WHAT YOU WILL DO:
Reproduce the listing word for word. Skip any image.

MATERIAL TO PROCESS:
◆ ◆ ◆ ◆ ◆
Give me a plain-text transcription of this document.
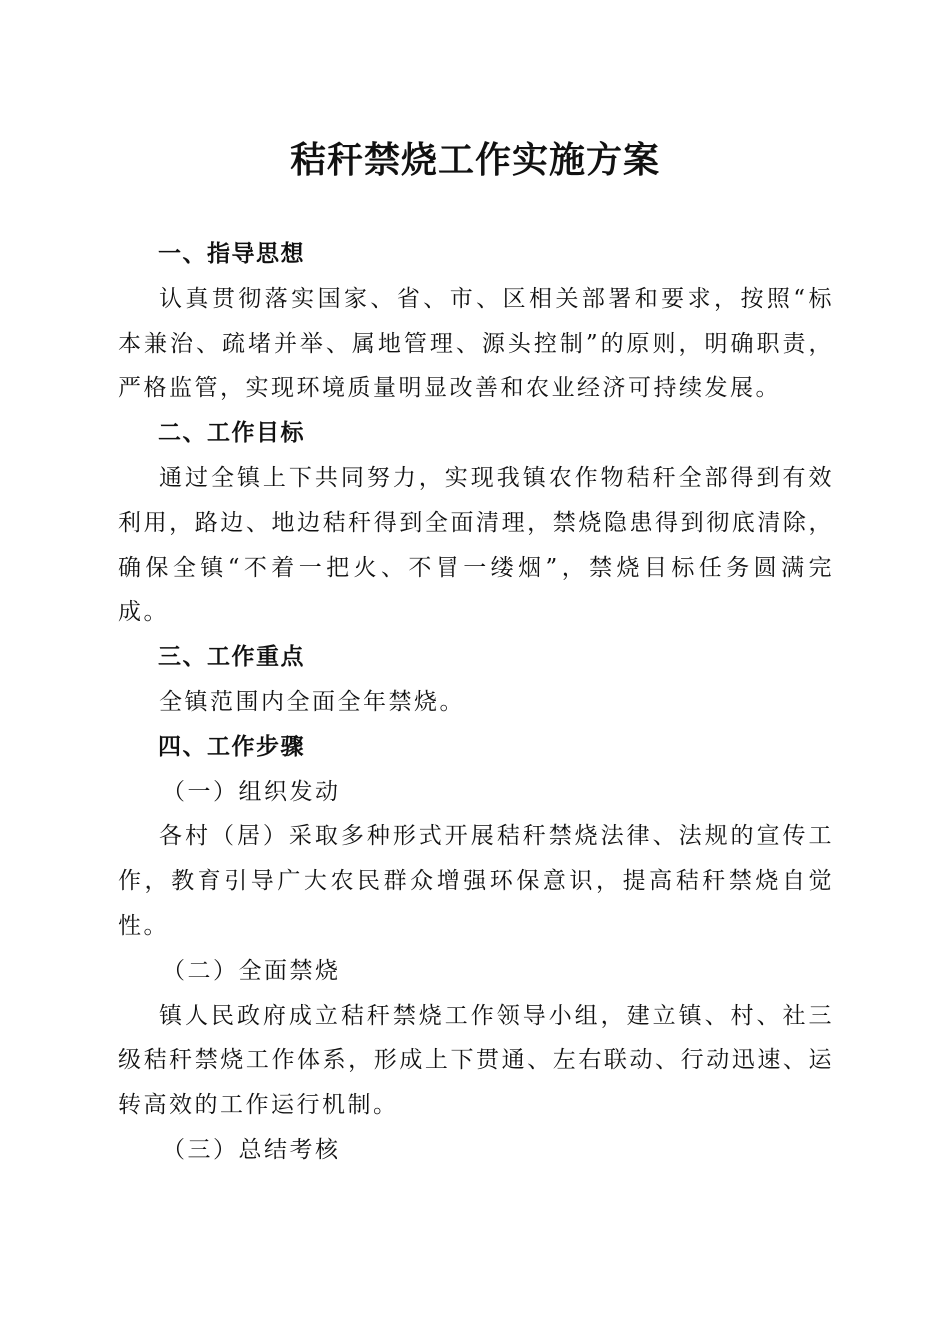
秸秆禁烧工作实施方案

一、指导思想

认真贯彻落实国家、省、市、区相关部署和要求，按照“标本兼治、疏堵并举、属地管理、源头控制”的原则，明确职责，严格监管，实现环境质量明显改善和农业经济可持续发展。

二、工作目标

通过全镇上下共同努力，实现我镇农作物秸秆全部得到有效利用，路边、地边秸秆得到全面清理，禁烧隐患得到彻底清除，确保全镇“不着一把火、不冒一缕烟”，禁烧目标任务圆满完成。

三、工作重点

全镇范围内全面全年禁烧。

四、工作步骤

（一）组织发动

各村（居）采取多种形式开展秸秆禁烧法律、法规的宣传工作，教育引导广大农民群众增强环保意识，提高秸秆禁烧自觉性。

（二）全面禁烧

镇人民政府成立秸秆禁烧工作领导小组，建立镇、村、社三级秸秆禁烧工作体系，形成上下贯通、左右联动、行动迅速、运转高效的工作运行机制。

（三）总结考核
◆ ◆ ◆ ◆ ◆
REPLY TO THE EXERCISE:
Give me a plain-text transcription of this document.
秸秆禁烧工作实施方案

一、指导思想

认真贯彻落实国家、省、市、区相关部署和要求，按照“标本兼治、疏堵并举、属地管理、源头控制”的原则，明确职责，严格监管，实现环境质量明显改善和农业经济可持续发展。

二、工作目标

通过全镇上下共同努力，实现我镇农作物秸秆全部得到有效利用，路边、地边秸秆得到全面清理，禁烧隐患得到彻底清除，确保全镇“不着一把火、不冒一缕烟”，禁烧目标任务圆满完成。

三、工作重点

全镇范围内全面全年禁烧。

四、工作步骤

（一）组织发动

各村（居）采取多种形式开展秸秆禁烧法律、法规的宣传工作，教育引导广大农民群众增强环保意识，提高秸秆禁烧自觉性。

（二）全面禁烧

镇人民政府成立秸秆禁烧工作领导小组，建立镇、村、社三级秸秆禁烧工作体系，形成上下贯通、左右联动、行动迅速、运转高效的工作运行机制。

（三）总结考核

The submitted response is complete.